## [Data supplied]
▼

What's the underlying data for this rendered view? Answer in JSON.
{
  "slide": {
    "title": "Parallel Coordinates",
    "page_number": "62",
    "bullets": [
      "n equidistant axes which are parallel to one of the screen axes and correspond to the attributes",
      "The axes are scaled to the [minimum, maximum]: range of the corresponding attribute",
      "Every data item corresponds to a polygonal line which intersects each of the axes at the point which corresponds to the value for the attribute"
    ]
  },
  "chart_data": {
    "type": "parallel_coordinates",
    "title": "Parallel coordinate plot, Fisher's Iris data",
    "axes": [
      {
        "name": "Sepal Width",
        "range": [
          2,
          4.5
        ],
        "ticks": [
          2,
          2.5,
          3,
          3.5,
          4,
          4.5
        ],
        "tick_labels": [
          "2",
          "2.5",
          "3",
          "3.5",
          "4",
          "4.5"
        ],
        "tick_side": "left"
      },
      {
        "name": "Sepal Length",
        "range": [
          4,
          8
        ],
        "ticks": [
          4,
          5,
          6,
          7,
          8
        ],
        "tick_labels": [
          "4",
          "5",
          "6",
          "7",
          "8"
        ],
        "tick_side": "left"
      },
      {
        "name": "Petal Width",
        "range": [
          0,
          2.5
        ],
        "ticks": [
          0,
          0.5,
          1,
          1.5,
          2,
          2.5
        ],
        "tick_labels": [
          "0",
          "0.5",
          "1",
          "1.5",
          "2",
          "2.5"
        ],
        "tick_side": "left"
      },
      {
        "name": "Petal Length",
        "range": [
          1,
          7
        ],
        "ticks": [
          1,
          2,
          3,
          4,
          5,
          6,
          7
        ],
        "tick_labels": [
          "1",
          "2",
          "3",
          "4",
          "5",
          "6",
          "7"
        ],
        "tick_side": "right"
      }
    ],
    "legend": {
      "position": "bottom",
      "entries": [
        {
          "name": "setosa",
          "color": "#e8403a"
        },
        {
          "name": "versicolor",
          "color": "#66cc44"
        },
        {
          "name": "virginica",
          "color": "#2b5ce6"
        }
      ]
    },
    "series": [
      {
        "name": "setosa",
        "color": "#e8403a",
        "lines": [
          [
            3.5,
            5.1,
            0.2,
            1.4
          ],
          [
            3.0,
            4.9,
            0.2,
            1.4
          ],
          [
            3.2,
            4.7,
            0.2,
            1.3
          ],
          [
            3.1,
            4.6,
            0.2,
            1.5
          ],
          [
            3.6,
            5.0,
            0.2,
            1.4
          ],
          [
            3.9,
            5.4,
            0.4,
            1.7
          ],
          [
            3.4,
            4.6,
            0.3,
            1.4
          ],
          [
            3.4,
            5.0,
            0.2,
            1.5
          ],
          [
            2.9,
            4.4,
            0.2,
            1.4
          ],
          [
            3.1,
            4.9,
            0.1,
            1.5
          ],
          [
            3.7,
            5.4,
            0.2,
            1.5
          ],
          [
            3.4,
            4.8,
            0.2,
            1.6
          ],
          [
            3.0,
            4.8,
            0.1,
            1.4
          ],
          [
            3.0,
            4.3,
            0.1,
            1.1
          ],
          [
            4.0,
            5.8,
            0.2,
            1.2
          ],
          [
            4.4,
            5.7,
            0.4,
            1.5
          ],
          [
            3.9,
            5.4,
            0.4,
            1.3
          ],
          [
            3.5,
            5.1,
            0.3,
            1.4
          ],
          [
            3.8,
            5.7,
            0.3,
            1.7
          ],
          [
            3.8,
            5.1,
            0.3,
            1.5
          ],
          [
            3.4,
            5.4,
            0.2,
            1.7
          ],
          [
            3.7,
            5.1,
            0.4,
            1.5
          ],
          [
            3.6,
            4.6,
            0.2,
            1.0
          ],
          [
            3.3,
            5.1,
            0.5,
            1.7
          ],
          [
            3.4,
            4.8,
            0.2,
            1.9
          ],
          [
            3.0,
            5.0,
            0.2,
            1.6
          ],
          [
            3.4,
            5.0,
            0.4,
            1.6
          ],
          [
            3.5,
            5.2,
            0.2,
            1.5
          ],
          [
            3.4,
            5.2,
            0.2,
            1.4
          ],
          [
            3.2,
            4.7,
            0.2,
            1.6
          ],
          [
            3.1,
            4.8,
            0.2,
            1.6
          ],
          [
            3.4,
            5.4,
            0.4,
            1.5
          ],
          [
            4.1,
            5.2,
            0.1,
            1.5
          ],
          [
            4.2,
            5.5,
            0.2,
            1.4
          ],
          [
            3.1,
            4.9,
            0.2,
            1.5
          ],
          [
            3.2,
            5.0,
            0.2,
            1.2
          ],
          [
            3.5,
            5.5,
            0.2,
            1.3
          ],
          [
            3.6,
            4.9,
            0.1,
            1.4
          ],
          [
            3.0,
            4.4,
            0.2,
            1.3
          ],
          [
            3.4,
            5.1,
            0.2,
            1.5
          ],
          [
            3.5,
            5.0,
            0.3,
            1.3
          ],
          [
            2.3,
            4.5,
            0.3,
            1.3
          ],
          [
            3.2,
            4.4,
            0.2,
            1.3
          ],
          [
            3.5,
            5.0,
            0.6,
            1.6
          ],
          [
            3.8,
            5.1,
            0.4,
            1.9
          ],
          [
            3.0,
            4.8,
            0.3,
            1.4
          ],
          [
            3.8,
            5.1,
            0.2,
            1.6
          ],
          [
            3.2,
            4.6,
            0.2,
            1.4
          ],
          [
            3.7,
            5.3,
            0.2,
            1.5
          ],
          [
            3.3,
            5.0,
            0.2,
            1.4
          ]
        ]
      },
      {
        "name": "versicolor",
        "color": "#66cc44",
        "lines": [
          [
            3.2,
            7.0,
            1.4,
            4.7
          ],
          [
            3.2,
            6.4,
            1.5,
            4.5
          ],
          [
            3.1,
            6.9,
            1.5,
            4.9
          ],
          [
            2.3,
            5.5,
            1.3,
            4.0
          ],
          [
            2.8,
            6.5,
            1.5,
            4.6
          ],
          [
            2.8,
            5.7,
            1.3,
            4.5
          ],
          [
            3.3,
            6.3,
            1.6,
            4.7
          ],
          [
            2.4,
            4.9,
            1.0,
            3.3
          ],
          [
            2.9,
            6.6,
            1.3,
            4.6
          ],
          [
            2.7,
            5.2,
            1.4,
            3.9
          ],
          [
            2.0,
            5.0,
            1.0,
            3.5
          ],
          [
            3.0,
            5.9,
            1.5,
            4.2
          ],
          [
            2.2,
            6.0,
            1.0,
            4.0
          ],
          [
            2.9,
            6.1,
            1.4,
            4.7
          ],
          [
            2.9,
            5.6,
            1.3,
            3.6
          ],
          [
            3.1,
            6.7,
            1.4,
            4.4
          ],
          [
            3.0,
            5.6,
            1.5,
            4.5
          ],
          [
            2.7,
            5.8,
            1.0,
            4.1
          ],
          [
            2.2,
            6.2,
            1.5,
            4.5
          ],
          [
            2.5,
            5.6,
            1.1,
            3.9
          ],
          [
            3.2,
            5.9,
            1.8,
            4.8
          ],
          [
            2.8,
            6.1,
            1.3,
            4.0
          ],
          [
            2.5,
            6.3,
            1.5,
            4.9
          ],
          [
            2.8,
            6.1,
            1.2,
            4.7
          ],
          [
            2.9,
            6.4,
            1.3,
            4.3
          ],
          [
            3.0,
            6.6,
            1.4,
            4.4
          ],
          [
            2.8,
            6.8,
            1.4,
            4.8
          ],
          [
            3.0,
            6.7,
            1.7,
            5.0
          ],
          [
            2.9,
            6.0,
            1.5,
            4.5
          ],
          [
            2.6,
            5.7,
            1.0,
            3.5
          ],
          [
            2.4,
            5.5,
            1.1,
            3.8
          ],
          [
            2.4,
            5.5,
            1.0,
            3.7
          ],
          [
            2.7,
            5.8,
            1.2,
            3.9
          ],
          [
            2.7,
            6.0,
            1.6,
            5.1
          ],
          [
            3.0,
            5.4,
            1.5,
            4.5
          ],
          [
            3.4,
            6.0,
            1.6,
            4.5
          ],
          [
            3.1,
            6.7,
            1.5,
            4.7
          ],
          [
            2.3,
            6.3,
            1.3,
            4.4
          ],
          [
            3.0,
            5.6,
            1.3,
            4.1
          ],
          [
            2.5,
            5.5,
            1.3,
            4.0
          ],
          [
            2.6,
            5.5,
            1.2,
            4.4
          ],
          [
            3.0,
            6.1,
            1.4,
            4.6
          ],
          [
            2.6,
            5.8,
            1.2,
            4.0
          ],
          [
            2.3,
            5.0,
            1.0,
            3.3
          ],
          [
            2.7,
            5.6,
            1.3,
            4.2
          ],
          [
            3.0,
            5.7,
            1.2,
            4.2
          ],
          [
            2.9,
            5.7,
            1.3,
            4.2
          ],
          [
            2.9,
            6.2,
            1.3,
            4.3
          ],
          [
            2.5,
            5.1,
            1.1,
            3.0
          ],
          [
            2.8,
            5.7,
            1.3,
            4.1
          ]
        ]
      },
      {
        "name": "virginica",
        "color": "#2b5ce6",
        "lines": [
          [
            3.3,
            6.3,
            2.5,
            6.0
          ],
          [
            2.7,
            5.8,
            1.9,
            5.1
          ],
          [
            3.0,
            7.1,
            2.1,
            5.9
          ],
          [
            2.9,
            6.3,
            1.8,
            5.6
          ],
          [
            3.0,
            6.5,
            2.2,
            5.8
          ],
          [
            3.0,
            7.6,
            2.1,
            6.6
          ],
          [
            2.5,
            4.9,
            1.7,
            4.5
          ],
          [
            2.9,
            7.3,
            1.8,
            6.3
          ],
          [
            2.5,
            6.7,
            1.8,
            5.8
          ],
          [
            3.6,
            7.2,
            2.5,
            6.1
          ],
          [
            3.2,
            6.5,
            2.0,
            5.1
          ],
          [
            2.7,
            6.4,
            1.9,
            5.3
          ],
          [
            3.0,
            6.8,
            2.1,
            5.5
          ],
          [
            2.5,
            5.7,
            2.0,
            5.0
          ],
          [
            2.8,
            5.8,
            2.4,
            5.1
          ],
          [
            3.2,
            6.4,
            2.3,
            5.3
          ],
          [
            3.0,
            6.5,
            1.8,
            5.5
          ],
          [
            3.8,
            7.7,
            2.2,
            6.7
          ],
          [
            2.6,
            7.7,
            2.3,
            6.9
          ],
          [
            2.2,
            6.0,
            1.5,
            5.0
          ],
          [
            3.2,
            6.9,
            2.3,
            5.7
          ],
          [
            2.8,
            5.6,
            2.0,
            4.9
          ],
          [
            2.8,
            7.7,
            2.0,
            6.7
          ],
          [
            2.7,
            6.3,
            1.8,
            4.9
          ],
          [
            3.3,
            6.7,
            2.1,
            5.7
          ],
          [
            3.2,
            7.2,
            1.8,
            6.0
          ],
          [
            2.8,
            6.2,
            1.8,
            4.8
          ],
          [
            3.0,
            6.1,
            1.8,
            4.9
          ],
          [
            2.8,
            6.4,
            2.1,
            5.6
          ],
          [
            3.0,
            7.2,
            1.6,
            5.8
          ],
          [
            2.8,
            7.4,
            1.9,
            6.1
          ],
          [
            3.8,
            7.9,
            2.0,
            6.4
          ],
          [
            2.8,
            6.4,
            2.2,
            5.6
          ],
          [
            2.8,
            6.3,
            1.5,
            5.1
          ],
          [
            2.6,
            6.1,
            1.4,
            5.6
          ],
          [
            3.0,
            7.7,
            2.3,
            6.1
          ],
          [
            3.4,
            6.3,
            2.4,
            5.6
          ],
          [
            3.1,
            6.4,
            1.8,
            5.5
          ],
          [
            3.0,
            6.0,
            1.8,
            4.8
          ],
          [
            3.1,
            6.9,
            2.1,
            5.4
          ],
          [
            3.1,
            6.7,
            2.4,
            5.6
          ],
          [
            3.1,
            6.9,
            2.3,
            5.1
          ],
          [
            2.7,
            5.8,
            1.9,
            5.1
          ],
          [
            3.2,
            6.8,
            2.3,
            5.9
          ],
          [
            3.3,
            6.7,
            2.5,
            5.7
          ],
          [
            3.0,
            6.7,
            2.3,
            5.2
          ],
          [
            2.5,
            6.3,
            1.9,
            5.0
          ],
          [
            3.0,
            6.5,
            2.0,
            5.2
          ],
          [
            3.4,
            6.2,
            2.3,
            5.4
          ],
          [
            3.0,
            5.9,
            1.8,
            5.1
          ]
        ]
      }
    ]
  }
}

▲

## [Task to complete]
All lines of the data above that include the word "title" must be shown.

## [Full answer]
    "title": "Parallel Coordinates",
    "title": "Parallel coordinate plot, Fisher's Iris data",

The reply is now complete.